Answer these questions using the article on type-safe runtime dispatch in Haskell below.
1. What does GHC translate Haskell to?
2. What is the only constructor of the proof object type :~:?
3. Besides intermediate-level Haskell in general, which two features does the article assume the reader is familiar with?

● **Selected passage**

____

Axion

Haskell

Type-Safe Runtime Dispatch in Haskell

A practical explanation of Typeable, TypeRep, propositional equality, and runtime type-safe dispatch in GHC Haskell.

Can Haskell reflect?

Like most mainstream compiled languages, such as C#, Java, or C++, Haskell compiles to type erased binary. Moreover, GHC translates Haskell to machine code - no JIT, no VM. Yet, GHC Haskell can store and compare type information at runtime.

In this code example, we check if the term x is an integer (Integer) or not. If it is, we treat it as though it has always been an integer - no casting.

import Data.Type.Equality (testEquality)
import Type.Reflection (typeOf, pattern TypeRep, (:~:) (Refl))

printInteger :: Integer -> IO ()
printInteger = print

let x = _
-- (part of a function body)
-- Suppose x has a statically indeterminate type.
case typeOf x `testEquality` TypeRep @Integer of
  Just Refl -> printInteger x -- no casting to make `x` an Integer.
  Nothing -> pure () -- `x` is not an Integer.

When the type test succeeds, GHC proves x is an Integer, letting you pass it directly to printInteger. Let’s see how this works. I’ll discuss this in three parts:

  • The magical Typeable class and its associated type TypeRep _.
  • The type equality constraint ~, and its proof object type :~:, and its only constructor Refl.
  • The testEquality member function (of the TestEquality class, which TypeRep implements).

Prerequisites#

I’ll assume you’re familiar with intermediate-level Haskell, including GADTs and existential types. Essentially, existential types allow hiding their specific types until the program runs. The syntax is:

data E = forall t. (Constraint t) => E t

Typeable and TypeRep#

GHC Haskell has a runtime type representation (TypeRep _). For every type, GHC automatically implements Typeable, the type class that gives you the type representation.

____

● **Records**
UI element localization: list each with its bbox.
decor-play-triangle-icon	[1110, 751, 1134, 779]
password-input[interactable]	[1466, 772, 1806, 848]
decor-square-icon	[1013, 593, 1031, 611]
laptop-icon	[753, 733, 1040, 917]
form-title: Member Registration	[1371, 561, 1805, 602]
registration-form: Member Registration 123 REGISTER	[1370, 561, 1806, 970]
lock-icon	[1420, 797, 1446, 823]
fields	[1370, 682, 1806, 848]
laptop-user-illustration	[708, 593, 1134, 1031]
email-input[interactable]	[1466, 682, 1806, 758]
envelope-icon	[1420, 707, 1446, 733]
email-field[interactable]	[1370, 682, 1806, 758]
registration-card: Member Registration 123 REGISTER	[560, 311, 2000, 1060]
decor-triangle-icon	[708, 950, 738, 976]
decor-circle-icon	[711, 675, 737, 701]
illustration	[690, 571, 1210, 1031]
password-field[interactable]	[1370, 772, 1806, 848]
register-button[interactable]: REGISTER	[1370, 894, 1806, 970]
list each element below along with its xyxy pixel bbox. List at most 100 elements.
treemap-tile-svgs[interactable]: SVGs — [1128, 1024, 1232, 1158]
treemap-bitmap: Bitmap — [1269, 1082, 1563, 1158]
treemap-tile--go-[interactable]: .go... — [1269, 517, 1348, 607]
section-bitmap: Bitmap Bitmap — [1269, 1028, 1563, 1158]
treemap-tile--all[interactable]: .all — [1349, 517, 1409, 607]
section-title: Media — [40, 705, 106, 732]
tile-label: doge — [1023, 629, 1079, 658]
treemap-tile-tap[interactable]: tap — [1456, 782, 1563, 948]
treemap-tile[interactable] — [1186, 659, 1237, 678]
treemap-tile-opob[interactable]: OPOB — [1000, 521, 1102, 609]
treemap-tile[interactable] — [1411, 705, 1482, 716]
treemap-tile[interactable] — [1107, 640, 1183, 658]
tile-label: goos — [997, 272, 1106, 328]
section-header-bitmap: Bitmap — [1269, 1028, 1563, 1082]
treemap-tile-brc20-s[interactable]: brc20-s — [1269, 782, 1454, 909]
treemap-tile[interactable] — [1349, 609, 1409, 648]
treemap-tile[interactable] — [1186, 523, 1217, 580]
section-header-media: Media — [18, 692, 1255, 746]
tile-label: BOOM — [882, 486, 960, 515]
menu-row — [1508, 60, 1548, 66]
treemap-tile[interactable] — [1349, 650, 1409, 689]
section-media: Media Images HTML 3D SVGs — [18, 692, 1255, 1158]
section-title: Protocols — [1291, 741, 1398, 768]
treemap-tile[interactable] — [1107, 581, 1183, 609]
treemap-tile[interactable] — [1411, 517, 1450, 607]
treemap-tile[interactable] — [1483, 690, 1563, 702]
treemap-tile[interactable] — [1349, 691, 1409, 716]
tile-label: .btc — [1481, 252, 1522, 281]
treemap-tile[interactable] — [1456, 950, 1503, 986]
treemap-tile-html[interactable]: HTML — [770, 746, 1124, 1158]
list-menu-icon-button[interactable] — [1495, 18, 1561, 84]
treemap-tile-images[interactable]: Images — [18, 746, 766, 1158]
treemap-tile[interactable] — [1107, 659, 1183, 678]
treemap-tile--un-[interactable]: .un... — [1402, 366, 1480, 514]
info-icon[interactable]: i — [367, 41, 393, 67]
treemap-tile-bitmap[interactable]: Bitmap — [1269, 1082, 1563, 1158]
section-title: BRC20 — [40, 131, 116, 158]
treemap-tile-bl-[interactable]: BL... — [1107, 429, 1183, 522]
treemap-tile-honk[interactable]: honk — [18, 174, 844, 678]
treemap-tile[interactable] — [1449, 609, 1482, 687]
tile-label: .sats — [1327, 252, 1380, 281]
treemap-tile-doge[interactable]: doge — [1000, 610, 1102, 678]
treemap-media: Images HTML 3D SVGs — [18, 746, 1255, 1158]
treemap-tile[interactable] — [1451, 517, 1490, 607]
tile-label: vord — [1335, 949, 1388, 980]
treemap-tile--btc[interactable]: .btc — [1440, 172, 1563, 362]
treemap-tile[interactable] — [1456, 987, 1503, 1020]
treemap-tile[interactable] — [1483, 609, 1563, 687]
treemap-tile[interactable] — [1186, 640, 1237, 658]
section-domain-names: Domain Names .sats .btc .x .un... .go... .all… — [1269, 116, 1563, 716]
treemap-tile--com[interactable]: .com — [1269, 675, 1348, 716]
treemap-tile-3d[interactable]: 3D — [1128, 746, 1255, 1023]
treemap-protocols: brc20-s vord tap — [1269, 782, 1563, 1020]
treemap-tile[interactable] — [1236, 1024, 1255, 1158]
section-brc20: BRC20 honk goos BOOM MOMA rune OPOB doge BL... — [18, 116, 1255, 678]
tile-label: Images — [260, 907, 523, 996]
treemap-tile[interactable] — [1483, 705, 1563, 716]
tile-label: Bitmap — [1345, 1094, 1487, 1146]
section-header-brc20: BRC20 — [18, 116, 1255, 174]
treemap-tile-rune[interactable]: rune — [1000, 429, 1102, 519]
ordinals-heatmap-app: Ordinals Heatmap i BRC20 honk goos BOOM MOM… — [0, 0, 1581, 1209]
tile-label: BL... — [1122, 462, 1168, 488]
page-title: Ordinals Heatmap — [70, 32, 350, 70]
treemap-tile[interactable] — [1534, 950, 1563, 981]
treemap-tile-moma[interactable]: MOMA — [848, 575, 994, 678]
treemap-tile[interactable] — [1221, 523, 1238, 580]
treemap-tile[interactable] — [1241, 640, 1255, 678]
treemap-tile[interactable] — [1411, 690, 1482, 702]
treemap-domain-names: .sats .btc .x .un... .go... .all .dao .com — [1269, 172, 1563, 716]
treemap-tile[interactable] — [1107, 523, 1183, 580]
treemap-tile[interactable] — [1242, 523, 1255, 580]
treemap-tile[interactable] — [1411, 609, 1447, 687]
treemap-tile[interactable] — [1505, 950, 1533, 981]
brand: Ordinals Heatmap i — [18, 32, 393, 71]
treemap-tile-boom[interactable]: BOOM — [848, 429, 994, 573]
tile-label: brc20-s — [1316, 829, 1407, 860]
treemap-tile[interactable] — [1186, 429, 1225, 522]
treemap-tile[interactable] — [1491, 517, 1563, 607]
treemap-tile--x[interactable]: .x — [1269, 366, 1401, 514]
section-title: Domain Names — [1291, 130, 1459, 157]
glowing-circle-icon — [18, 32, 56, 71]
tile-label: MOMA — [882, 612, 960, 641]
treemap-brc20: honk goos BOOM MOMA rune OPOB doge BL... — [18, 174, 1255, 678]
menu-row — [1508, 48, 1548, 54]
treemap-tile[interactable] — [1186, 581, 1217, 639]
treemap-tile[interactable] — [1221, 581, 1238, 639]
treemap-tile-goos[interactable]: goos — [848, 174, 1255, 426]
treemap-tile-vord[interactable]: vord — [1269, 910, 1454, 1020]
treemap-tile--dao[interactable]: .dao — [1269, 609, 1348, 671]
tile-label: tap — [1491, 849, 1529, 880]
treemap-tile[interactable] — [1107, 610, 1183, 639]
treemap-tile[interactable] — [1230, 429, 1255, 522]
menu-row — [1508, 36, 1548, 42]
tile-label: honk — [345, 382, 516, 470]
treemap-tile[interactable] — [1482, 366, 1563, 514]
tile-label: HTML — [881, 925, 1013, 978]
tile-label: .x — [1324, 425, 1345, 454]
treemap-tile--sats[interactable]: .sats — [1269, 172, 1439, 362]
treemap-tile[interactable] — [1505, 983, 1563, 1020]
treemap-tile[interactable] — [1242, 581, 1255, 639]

____

● **Exercise solution**
1. Machine code, with no JIT and no VM.
2. Refl.
3. GADTs and existential types.